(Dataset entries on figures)
<<<<
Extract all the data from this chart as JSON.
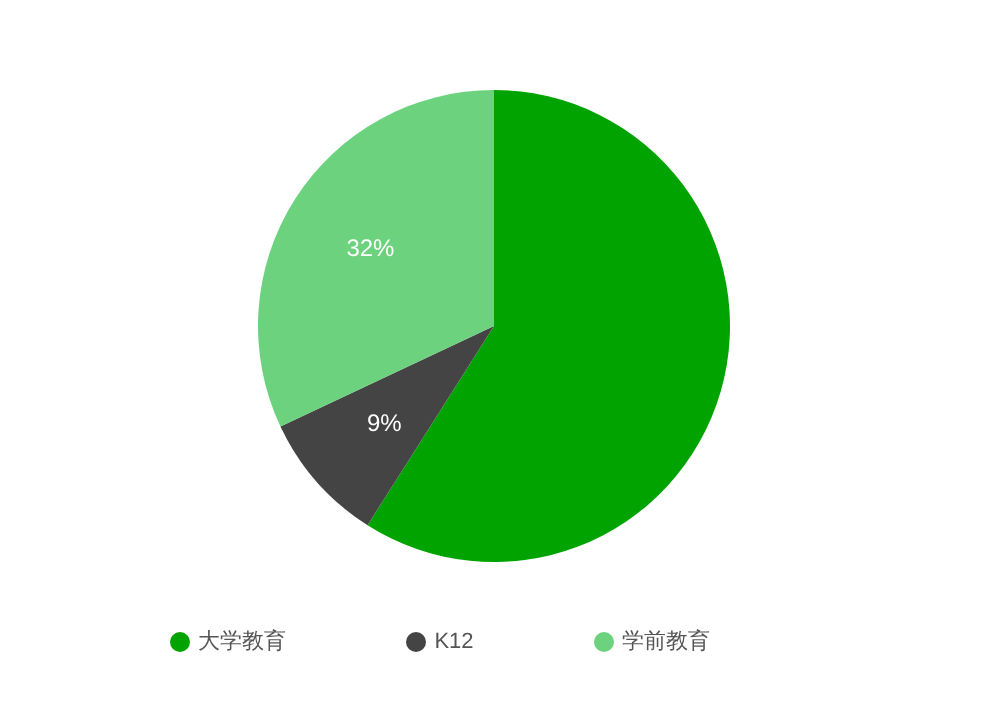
{
  "chart_data": {
    "type": "pie",
    "categories": [
      "大学教育",
      "K12",
      "学前教育"
    ],
    "values": [
      59,
      9,
      32
    ],
    "colors": [
      "#00a300",
      "#444444",
      "#6dd27e"
    ],
    "value_labels": [
      null,
      "9%",
      "32%"
    ],
    "legend": "bottom"
  }
}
>>>>
The problem - Strip out the pictures and quote the remaining data word for word.

Worked answer -
Extract all the data from this chart as JSON.
{
  "chart_data": {
    "type": "pie",
    "categories": [
      "大学教育",
      "K12",
      "学前教育"
    ],
    "values": [
      59,
      9,
      32
    ],
    "colors": [
      "#00a300",
      "#444444",
      "#6dd27e"
    ],
    "value_labels": [
      null,
      "9%",
      "32%"
    ],
    "legend": "bottom"
  }
}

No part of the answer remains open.